## Start Exercise materials
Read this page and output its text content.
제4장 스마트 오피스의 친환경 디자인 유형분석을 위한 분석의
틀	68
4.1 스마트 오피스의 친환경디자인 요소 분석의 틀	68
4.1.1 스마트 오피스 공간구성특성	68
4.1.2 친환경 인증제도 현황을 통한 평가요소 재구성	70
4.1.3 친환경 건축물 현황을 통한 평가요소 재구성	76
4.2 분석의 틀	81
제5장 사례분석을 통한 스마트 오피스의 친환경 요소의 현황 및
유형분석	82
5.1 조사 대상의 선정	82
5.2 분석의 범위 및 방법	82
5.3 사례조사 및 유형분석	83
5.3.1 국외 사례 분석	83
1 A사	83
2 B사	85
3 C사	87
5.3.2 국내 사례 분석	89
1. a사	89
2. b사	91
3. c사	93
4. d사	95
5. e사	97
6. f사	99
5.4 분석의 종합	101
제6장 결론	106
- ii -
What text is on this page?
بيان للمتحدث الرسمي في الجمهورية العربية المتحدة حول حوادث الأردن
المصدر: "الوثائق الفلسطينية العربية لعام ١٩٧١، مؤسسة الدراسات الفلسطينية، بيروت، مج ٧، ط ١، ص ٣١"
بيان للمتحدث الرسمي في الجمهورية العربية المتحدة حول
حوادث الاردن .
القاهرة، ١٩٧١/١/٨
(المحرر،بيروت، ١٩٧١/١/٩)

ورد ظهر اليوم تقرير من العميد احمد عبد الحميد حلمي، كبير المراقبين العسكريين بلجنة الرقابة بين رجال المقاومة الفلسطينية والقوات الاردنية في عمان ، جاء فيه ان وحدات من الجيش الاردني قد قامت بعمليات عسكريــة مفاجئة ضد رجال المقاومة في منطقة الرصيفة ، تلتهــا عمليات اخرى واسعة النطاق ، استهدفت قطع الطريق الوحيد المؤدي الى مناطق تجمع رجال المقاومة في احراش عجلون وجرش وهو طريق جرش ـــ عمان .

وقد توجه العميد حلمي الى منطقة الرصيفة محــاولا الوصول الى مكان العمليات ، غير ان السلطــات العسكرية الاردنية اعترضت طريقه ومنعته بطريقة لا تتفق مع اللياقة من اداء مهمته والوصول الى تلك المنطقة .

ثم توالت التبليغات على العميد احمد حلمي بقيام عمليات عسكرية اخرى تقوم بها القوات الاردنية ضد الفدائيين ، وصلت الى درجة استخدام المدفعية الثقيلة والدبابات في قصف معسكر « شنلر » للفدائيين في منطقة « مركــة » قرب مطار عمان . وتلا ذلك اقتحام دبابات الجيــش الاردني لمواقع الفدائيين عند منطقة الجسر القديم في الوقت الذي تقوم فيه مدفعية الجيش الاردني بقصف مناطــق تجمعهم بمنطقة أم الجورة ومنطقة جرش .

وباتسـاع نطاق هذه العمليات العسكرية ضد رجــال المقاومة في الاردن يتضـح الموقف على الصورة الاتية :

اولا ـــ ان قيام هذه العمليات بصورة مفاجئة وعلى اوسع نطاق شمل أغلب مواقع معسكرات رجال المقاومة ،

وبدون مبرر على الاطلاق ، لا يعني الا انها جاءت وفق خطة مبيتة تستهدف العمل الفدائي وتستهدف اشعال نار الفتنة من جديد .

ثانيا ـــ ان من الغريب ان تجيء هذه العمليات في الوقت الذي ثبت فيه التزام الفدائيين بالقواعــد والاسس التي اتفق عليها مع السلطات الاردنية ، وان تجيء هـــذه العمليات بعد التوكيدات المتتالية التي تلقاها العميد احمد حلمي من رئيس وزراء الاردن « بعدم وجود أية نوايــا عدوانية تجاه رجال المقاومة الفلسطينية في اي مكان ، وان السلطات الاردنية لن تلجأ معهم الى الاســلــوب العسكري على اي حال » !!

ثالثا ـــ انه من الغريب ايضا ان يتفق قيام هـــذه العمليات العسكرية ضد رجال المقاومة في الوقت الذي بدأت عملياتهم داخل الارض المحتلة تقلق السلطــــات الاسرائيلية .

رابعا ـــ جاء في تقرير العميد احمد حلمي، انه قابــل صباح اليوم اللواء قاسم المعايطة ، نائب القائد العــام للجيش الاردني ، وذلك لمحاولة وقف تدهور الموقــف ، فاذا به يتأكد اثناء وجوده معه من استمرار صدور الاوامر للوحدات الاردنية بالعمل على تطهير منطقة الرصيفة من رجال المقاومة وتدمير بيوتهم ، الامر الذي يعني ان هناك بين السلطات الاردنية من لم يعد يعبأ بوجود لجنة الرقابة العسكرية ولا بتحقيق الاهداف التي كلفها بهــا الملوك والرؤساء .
## End Exercise materials
Task objective:
In the listing, find every line containing the word "الغريب" and list it.

Solution to this exercise:
ثانيا ـــ ان من الغريب ان تجيء هذه العمليات في الوقت الذي ثبت فيه التزام الفدائيين بالقواعــد والاسس التي اتفق عليها مع السلطات الاردنية ، وان تجيء هـــذه العمليات بعد التوكيدات المتتالية التي تلقاها العميد احمد حلمي من رئيس وزراء الاردن « بعدم وجود أية نوايــا عدوانية تجاه رجال المقاومة الفلسطينية في اي مكان ، وان السلطات الاردنية لن تلجأ معهم الى الاســلــوب العسكري على اي حال » !!
ثالثا ـــ انه من الغريب ايضا ان يتفق قيام هـــذه العمليات العسكرية ضد رجال المقاومة في الوقت الذي بدأت عملياتهم داخل الارض المحتلة تقلق السلطــــات الاسرائيلية .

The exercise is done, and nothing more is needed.